— Begin Information provided —

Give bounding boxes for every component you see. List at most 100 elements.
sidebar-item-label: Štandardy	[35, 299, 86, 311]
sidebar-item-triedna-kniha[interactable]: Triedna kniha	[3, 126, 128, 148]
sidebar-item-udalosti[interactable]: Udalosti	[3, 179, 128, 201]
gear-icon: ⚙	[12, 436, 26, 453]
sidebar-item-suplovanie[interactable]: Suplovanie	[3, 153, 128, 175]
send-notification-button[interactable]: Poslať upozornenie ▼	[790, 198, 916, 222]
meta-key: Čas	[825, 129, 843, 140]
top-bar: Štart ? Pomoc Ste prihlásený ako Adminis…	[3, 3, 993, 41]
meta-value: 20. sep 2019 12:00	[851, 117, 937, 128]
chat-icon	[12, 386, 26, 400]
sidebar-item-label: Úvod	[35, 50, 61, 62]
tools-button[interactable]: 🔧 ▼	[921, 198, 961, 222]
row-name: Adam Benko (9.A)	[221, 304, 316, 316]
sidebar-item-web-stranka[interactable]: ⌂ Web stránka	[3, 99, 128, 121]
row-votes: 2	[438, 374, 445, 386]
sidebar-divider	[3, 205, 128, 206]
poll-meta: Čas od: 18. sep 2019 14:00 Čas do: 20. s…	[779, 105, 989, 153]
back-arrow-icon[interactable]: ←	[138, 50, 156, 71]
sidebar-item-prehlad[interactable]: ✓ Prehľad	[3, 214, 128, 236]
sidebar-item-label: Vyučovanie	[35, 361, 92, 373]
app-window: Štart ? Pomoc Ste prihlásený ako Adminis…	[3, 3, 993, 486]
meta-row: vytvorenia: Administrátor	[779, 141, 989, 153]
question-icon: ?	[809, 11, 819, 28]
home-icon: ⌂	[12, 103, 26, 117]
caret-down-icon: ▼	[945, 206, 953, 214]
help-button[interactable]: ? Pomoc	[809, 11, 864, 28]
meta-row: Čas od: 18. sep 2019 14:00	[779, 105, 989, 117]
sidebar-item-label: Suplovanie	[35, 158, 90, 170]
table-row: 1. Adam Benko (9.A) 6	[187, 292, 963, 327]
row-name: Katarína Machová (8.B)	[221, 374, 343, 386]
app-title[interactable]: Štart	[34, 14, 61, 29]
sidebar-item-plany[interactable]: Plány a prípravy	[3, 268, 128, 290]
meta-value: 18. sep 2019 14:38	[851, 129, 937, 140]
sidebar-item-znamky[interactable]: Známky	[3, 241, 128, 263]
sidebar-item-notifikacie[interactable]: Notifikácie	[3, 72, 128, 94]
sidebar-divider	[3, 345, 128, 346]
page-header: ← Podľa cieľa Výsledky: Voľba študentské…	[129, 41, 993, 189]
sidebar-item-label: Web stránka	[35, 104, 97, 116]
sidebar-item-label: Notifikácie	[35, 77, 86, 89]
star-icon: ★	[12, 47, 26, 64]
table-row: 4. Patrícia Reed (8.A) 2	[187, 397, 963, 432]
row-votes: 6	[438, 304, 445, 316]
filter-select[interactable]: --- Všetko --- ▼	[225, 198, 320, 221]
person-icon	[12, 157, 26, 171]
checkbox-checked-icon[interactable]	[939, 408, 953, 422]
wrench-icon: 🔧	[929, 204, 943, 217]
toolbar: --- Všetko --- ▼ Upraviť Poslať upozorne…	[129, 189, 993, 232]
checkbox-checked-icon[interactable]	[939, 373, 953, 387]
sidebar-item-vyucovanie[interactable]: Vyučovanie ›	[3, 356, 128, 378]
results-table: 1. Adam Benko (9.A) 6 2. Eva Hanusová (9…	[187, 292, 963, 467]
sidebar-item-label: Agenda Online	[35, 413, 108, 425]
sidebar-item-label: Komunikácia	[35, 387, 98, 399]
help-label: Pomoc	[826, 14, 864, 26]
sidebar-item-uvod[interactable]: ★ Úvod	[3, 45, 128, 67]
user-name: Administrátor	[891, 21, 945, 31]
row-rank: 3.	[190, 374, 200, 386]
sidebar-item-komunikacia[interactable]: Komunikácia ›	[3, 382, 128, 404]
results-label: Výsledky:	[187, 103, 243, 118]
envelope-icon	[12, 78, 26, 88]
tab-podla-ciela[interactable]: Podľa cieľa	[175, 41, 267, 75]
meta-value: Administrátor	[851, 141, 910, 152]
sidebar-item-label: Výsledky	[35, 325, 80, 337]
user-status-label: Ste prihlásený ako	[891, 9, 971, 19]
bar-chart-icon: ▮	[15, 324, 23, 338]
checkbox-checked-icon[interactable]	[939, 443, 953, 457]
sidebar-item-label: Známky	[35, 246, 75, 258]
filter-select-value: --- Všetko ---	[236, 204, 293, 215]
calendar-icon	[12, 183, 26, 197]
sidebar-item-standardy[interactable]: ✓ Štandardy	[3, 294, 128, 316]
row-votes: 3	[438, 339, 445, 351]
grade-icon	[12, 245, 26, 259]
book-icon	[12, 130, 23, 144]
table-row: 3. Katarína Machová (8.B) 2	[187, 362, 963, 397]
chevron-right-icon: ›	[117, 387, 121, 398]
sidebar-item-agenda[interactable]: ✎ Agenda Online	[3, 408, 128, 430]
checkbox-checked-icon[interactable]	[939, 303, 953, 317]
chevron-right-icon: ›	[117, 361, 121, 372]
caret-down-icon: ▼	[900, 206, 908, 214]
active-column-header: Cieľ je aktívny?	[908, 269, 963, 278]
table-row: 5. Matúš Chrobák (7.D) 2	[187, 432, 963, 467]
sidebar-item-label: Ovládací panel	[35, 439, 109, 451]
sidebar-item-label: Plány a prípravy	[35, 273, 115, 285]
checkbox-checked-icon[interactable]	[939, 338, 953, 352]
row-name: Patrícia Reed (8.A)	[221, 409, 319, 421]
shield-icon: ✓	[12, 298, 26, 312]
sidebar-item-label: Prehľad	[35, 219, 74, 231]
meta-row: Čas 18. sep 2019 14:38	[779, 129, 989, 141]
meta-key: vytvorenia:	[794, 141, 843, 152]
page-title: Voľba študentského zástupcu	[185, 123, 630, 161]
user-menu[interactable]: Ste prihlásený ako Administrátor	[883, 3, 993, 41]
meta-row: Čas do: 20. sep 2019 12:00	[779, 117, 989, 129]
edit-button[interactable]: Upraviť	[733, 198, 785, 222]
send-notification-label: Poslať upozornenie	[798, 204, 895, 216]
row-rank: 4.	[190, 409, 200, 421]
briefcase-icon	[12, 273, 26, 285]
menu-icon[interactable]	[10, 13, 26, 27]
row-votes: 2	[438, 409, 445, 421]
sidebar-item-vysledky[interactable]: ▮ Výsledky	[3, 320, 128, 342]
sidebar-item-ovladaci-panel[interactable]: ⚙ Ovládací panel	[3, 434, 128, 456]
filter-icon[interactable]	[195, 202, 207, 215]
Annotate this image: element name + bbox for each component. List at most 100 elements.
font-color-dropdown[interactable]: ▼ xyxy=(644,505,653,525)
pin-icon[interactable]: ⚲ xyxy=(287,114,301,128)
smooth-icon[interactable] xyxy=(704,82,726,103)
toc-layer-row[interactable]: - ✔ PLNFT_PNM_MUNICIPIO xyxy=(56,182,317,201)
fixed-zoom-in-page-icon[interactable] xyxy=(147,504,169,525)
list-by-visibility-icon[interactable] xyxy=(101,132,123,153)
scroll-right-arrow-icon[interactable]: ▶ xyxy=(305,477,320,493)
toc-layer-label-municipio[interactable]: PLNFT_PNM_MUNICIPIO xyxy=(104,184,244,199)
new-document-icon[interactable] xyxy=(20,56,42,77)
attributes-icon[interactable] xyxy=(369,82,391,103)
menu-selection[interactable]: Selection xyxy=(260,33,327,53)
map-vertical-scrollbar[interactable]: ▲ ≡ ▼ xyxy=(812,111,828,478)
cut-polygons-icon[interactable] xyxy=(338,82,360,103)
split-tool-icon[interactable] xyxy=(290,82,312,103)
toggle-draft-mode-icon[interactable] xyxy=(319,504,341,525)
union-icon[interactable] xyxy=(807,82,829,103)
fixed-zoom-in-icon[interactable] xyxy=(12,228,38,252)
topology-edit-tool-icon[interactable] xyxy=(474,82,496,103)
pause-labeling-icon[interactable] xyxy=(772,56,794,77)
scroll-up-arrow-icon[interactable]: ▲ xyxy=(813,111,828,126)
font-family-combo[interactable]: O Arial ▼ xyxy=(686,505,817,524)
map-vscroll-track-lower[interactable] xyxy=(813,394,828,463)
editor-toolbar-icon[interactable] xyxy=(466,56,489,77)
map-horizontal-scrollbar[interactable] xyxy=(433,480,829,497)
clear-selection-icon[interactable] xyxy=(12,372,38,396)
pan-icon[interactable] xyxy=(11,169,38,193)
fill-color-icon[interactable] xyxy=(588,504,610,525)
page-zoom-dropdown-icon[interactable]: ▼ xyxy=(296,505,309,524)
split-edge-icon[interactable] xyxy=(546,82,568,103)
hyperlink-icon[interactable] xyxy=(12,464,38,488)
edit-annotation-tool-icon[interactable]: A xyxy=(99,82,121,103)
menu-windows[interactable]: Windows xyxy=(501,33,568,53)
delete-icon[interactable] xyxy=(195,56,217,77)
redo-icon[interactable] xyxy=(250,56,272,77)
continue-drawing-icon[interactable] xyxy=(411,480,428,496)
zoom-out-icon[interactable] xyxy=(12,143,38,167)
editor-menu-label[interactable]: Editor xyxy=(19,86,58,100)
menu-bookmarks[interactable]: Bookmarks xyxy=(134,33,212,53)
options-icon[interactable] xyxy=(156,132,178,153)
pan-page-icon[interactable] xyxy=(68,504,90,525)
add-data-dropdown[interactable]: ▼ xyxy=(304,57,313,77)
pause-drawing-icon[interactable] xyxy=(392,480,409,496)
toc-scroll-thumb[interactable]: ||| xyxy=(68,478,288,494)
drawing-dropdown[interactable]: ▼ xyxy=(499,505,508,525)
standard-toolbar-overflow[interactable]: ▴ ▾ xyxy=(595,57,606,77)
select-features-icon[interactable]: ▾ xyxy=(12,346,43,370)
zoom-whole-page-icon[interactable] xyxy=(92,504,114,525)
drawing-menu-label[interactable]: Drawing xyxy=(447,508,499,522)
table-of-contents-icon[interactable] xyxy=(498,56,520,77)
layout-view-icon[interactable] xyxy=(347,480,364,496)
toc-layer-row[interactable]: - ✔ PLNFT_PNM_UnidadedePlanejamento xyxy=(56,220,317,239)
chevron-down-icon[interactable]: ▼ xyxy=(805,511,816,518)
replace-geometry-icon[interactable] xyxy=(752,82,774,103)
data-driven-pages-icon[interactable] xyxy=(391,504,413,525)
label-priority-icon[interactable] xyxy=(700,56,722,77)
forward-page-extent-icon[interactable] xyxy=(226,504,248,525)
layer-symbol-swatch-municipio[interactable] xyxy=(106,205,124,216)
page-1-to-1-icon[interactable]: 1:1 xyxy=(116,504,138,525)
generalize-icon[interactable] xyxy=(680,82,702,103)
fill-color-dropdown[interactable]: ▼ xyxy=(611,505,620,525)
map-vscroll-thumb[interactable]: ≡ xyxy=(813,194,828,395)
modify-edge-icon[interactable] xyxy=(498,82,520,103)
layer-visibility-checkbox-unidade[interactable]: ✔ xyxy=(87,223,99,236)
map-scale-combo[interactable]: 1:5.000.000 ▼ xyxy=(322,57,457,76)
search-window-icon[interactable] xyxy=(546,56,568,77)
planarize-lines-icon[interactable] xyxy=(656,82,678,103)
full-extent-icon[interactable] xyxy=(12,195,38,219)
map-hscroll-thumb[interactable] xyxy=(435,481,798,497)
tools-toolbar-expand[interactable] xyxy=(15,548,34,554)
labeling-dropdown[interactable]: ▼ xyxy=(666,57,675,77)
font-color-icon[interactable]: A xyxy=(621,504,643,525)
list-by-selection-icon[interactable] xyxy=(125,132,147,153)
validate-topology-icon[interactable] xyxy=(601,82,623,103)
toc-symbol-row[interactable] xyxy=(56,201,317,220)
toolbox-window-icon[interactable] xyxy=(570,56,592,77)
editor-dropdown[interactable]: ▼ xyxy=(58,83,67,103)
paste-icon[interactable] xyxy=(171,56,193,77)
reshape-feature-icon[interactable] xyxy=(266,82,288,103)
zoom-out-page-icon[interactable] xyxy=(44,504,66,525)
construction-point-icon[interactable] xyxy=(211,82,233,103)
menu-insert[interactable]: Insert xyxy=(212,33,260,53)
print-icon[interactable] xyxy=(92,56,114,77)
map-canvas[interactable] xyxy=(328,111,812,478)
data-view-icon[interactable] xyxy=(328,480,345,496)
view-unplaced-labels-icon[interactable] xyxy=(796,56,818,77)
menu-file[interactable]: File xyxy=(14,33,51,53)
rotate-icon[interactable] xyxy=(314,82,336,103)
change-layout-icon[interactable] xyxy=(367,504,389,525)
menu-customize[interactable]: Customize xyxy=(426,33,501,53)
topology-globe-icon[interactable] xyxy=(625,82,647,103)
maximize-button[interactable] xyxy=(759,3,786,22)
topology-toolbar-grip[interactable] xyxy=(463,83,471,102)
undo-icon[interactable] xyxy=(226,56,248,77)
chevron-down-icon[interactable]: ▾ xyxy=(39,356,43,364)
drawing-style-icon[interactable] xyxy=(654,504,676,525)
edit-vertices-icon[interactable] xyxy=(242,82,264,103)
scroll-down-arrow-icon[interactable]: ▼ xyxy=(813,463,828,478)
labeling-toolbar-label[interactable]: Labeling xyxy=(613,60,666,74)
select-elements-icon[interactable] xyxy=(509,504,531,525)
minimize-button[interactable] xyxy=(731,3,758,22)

— End Information provided —

▶ [Aim] Reproduce without any change the lines of the listing from its first line through the line holding "153, 128, 175]", inclusive.

▶ [Answer to the problem]
Give bounding boxes for every component you see. List at most 100 elements.
sidebar-item-label: Štandardy	[35, 299, 86, 311]
sidebar-item-triedna-kniha[interactable]: Triedna kniha	[3, 126, 128, 148]
sidebar-item-udalosti[interactable]: Udalosti	[3, 179, 128, 201]
gear-icon: ⚙	[12, 436, 26, 453]
sidebar-item-suplovanie[interactable]: Suplovanie	[3, 153, 128, 175]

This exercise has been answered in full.